## Brief
Below is the data. Give it again, complete and exact.

## Exercise material
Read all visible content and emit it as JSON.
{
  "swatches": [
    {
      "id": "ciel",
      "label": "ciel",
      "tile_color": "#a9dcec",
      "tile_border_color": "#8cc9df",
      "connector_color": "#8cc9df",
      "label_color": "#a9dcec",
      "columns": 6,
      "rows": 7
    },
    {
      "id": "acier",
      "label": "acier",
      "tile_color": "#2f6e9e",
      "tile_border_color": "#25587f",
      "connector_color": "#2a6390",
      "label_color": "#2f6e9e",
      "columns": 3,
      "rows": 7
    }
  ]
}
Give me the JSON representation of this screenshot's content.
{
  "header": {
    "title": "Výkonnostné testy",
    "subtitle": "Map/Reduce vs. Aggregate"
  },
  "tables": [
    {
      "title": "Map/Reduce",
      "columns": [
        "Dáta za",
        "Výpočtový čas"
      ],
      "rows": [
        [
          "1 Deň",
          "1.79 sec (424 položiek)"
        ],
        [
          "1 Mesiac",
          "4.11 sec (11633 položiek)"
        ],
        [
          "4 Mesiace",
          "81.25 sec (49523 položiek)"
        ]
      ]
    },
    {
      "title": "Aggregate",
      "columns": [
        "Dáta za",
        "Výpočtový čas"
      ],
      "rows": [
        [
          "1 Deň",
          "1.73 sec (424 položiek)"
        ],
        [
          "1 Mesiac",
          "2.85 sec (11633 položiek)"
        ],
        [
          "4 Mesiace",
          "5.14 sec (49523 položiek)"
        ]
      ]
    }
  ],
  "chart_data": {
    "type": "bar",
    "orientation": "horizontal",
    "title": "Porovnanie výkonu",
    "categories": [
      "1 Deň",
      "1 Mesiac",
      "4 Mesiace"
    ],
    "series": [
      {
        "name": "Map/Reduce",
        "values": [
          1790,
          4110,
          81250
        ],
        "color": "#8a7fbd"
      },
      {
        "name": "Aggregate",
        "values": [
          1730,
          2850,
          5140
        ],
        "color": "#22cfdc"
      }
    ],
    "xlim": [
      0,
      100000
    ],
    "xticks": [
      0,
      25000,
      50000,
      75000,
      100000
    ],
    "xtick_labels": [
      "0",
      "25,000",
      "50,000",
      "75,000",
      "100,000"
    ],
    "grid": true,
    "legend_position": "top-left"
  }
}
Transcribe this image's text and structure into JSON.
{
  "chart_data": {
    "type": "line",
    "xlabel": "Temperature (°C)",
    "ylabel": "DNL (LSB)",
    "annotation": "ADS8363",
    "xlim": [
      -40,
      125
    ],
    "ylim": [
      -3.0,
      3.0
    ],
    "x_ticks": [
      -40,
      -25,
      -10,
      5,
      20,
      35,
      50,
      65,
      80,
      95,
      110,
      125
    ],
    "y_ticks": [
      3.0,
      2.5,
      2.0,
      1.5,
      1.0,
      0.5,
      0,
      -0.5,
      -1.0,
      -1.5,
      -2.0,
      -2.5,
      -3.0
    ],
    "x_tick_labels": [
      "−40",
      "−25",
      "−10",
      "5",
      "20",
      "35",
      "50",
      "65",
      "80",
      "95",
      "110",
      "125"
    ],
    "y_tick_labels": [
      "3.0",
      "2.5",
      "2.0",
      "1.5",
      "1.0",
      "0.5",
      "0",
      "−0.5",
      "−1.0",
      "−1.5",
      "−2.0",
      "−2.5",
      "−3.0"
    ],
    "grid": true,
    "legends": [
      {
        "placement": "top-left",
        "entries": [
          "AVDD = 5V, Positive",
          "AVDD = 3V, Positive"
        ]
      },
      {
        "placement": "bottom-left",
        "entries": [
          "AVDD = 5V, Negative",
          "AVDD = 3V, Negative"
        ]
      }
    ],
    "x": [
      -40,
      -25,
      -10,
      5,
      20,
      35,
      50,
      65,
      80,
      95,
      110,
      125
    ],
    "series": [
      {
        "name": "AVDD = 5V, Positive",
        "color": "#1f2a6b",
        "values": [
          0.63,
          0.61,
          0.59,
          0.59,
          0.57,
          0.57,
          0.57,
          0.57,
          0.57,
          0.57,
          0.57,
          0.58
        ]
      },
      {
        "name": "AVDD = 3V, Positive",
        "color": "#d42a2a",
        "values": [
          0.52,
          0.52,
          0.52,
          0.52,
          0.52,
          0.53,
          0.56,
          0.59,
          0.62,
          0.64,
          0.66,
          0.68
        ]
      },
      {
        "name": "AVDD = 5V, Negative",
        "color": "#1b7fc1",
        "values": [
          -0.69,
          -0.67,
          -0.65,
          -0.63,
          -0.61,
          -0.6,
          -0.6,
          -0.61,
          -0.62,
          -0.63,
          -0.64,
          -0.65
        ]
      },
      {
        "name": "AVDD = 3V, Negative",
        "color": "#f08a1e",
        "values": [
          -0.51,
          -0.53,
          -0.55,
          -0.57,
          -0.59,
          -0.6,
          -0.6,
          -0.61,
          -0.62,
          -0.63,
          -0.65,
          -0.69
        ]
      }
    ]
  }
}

## Task solution
Read all visible content and emit it as JSON.
{
  "swatches": [
    {
      "id": "ciel",
      "label": "ciel",
      "tile_color": "#a9dcec",
      "tile_border_color": "#8cc9df",
      "connector_color": "#8cc9df",
      "label_color": "#a9dcec",
      "columns": 6,
      "rows": 7
    },
    {
      "id": "acier",
      "label": "acier",
      "tile_color": "#2f6e9e",
      "tile_border_color": "#25587f",
      "connector_color": "#2a6390",
      "label_color": "#2f6e9e",
      "columns": 3,
      "rows": 7
    }
  ]
}
Give me the JSON representation of this screenshot's content.
{
  "header": {
    "title": "Výkonnostné testy",
    "subtitle": "Map/Reduce vs. Aggregate"
  },
  "tables": [
    {
      "title": "Map/Reduce",
      "columns": [
        "Dáta za",
        "Výpočtový čas"
      ],
      "rows": [
        [
          "1 Deň",
          "1.79 sec (424 položiek)"
        ],
        [
          "1 Mesiac",
          "4.11 sec (11633 položiek)"
        ],
        [
          "4 Mesiace",
          "81.25 sec (49523 položiek)"
        ]
      ]
    },
    {
      "title": "Aggregate",
      "columns": [
        "Dáta za",
        "Výpočtový čas"
      ],
      "rows": [
        [
          "1 Deň",
          "1.73 sec (424 položiek)"
        ],
        [
          "1 Mesiac",
          "2.85 sec (11633 položiek)"
        ],
        [
          "4 Mesiace",
          "5.14 sec (49523 položiek)"
        ]
      ]
    }
  ],
  "chart_data": {
    "type": "bar",
    "orientation": "horizontal",
    "title": "Porovnanie výkonu",
    "categories": [
      "1 Deň",
      "1 Mesiac",
      "4 Mesiace"
    ],
    "series": [
      {
        "name": "Map/Reduce",
        "values": [
          1790,
          4110,
          81250
        ],
        "color": "#8a7fbd"
      },
      {
        "name": "Aggregate",
        "values": [
          1730,
          2850,
          5140
        ],
        "color": "#22cfdc"
      }
    ],
    "xlim": [
      0,
      100000
    ],
    "xticks": [
      0,
      25000,
      50000,
      75000,
      100000
    ],
    "xtick_labels": [
      "0",
      "25,000",
      "50,000",
      "75,000",
      "100,000"
    ],
    "grid": true,
    "legend_position": "top-left"
  }
}
Transcribe this image's text and structure into JSON.
{
  "chart_data": {
    "type": "line",
    "xlabel": "Temperature (°C)",
    "ylabel": "DNL (LSB)",
    "annotation": "ADS8363",
    "xlim": [
      -40,
      125
    ],
    "ylim": [
      -3.0,
      3.0
    ],
    "x_ticks": [
      -40,
      -25,
      -10,
      5,
      20,
      35,
      50,
      65,
      80,
      95,
      110,
      125
    ],
    "y_ticks": [
      3.0,
      2.5,
      2.0,
      1.5,
      1.0,
      0.5,
      0,
      -0.5,
      -1.0,
      -1.5,
      -2.0,
      -2.5,
      -3.0
    ],
    "x_tick_labels": [
      "−40",
      "−25",
      "−10",
      "5",
      "20",
      "35",
      "50",
      "65",
      "80",
      "95",
      "110",
      "125"
    ],
    "y_tick_labels": [
      "3.0",
      "2.5",
      "2.0",
      "1.5",
      "1.0",
      "0.5",
      "0",
      "−0.5",
      "−1.0",
      "−1.5",
      "−2.0",
      "−2.5",
      "−3.0"
    ],
    "grid": true,
    "legends": [
      {
        "placement": "top-left",
        "entries": [
          "AVDD = 5V, Positive",
          "AVDD = 3V, Positive"
        ]
      },
      {
        "placement": "bottom-left",
        "entries": [
          "AVDD = 5V, Negative",
          "AVDD = 3V, Negative"
        ]
      }
    ],
    "x": [
      -40,
      -25,
      -10,
      5,
      20,
      35,
      50,
      65,
      80,
      95,
      110,
      125
    ],
    "series": [
      {
        "name": "AVDD = 5V, Positive",
        "color": "#1f2a6b",
        "values": [
          0.63,
          0.61,
          0.59,
          0.59,
          0.57,
          0.57,
          0.57,
          0.57,
          0.57,
          0.57,
          0.57,
          0.58
        ]
      },
      {
        "name": "AVDD = 3V, Positive",
        "color": "#d42a2a",
        "values": [
          0.52,
          0.52,
          0.52,
          0.52,
          0.52,
          0.53,
          0.56,
          0.59,
          0.62,
          0.64,
          0.66,
          0.68
        ]
      },
      {
        "name": "AVDD = 5V, Negative",
        "color": "#1b7fc1",
        "values": [
          -0.69,
          -0.67,
          -0.65,
          -0.63,
          -0.61,
          -0.6,
          -0.6,
          -0.61,
          -0.62,
          -0.63,
          -0.64,
          -0.65
        ]
      },
      {
        "name": "AVDD = 3V, Negative",
        "color": "#f08a1e",
        "values": [
          -0.51,
          -0.53,
          -0.55,
          -0.57,
          -0.59,
          -0.6,
          -0.6,
          -0.61,
          -0.62,
          -0.63,
          -0.65,
          -0.69
        ]
      }
    ]
  }
}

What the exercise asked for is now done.